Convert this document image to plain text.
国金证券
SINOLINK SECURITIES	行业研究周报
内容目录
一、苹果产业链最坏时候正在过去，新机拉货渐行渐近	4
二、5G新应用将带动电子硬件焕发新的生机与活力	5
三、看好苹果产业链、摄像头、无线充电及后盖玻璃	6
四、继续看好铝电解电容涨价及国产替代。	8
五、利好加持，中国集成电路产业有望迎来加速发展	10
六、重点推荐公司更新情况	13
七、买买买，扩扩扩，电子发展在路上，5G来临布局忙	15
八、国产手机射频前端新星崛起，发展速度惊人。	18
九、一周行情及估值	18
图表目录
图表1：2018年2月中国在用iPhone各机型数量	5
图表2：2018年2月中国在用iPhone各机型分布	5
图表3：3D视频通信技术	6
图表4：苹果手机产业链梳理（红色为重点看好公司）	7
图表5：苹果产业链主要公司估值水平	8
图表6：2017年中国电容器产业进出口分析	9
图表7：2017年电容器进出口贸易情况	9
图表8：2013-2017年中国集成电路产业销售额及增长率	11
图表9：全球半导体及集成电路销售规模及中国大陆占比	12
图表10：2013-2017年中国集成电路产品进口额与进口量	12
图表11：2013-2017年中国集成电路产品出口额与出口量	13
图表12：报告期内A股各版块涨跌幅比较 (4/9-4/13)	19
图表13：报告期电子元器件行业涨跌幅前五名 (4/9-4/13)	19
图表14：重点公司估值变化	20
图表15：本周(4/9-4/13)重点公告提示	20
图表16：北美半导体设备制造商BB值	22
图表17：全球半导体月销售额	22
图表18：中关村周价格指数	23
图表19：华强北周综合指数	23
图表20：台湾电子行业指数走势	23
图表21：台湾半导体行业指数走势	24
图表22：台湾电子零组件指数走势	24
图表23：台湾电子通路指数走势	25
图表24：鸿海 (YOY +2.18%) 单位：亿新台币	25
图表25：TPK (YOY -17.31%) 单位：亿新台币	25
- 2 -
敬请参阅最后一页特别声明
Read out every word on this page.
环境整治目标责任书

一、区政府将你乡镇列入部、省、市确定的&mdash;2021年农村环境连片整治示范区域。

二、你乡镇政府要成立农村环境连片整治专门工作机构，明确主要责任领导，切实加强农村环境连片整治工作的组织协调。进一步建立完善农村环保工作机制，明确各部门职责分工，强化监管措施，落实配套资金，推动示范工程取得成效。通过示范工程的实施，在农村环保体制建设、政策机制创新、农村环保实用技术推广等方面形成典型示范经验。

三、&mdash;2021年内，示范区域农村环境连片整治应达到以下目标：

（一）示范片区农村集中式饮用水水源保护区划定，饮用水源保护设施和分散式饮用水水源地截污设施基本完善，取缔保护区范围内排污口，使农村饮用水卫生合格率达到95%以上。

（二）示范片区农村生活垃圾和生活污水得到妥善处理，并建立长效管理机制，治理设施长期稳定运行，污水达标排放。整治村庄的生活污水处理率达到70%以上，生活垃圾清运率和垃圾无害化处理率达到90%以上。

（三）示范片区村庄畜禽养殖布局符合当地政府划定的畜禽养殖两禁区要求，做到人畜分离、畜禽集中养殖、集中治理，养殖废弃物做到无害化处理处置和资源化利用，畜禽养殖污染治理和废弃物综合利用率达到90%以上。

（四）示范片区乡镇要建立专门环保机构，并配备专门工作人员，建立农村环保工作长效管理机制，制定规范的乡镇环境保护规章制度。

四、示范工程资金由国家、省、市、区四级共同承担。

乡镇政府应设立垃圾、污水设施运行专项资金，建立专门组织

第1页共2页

## What the task requires:
Take the listing above and write it out again exactly.

## Finished answer:
Convert this document image to plain text.
国金证券
SINOLINK SECURITIES	行业研究周报
内容目录
一、苹果产业链最坏时候正在过去，新机拉货渐行渐近	4
二、5G新应用将带动电子硬件焕发新的生机与活力	5
三、看好苹果产业链、摄像头、无线充电及后盖玻璃	6
四、继续看好铝电解电容涨价及国产替代。	8
五、利好加持，中国集成电路产业有望迎来加速发展	10
六、重点推荐公司更新情况	13
七、买买买，扩扩扩，电子发展在路上，5G来临布局忙	15
八、国产手机射频前端新星崛起，发展速度惊人。	18
九、一周行情及估值	18
图表目录
图表1：2018年2月中国在用iPhone各机型数量	5
图表2：2018年2月中国在用iPhone各机型分布	5
图表3：3D视频通信技术	6
图表4：苹果手机产业链梳理（红色为重点看好公司）	7
图表5：苹果产业链主要公司估值水平	8
图表6：2017年中国电容器产业进出口分析	9
图表7：2017年电容器进出口贸易情况	9
图表8：2013-2017年中国集成电路产业销售额及增长率	11
图表9：全球半导体及集成电路销售规模及中国大陆占比	12
图表10：2013-2017年中国集成电路产品进口额与进口量	12
图表11：2013-2017年中国集成电路产品出口额与出口量	13
图表12：报告期内A股各版块涨跌幅比较 (4/9-4/13)	19
图表13：报告期电子元器件行业涨跌幅前五名 (4/9-4/13)	19
图表14：重点公司估值变化	20
图表15：本周(4/9-4/13)重点公告提示	20
图表16：北美半导体设备制造商BB值	22
图表17：全球半导体月销售额	22
图表18：中关村周价格指数	23
图表19：华强北周综合指数	23
图表20：台湾电子行业指数走势	23
图表21：台湾半导体行业指数走势	24
图表22：台湾电子零组件指数走势	24
图表23：台湾电子通路指数走势	25
图表24：鸿海 (YOY +2.18%) 单位：亿新台币	25
图表25：TPK (YOY -17.31%) 单位：亿新台币	25
- 2 -
敬请参阅最后一页特别声明
Read out every word on this page.
环境整治目标责任书

一、区政府将你乡镇列入部、省、市确定的&mdash;2021年农村环境连片整治示范区域。

二、你乡镇政府要成立农村环境连片整治专门工作机构，明确主要责任领导，切实加强农村环境连片整治工作的组织协调。进一步建立完善农村环保工作机制，明确各部门职责分工，强化监管措施，落实配套资金，推动示范工程取得成效。通过示范工程的实施，在农村环保体制建设、政策机制创新、农村环保实用技术推广等方面形成典型示范经验。

三、&mdash;2021年内，示范区域农村环境连片整治应达到以下目标：

（一）示范片区农村集中式饮用水水源保护区划定，饮用水源保护设施和分散式饮用水水源地截污设施基本完善，取缔保护区范围内排污口，使农村饮用水卫生合格率达到95%以上。

（二）示范片区农村生活垃圾和生活污水得到妥善处理，并建立长效管理机制，治理设施长期稳定运行，污水达标排放。整治村庄的生活污水处理率达到70%以上，生活垃圾清运率和垃圾无害化处理率达到90%以上。

（三）示范片区村庄畜禽养殖布局符合当地政府划定的畜禽养殖两禁区要求，做到人畜分离、畜禽集中养殖、集中治理，养殖废弃物做到无害化处理处置和资源化利用，畜禽养殖污染治理和废弃物综合利用率达到90%以上。

（四）示范片区乡镇要建立专门环保机构，并配备专门工作人员，建立农村环保工作长效管理机制，制定规范的乡镇环境保护规章制度。

四、示范工程资金由国家、省、市、区四级共同承担。

乡镇政府应设立垃圾、污水设施运行专项资金，建立专门组织

第1页共2页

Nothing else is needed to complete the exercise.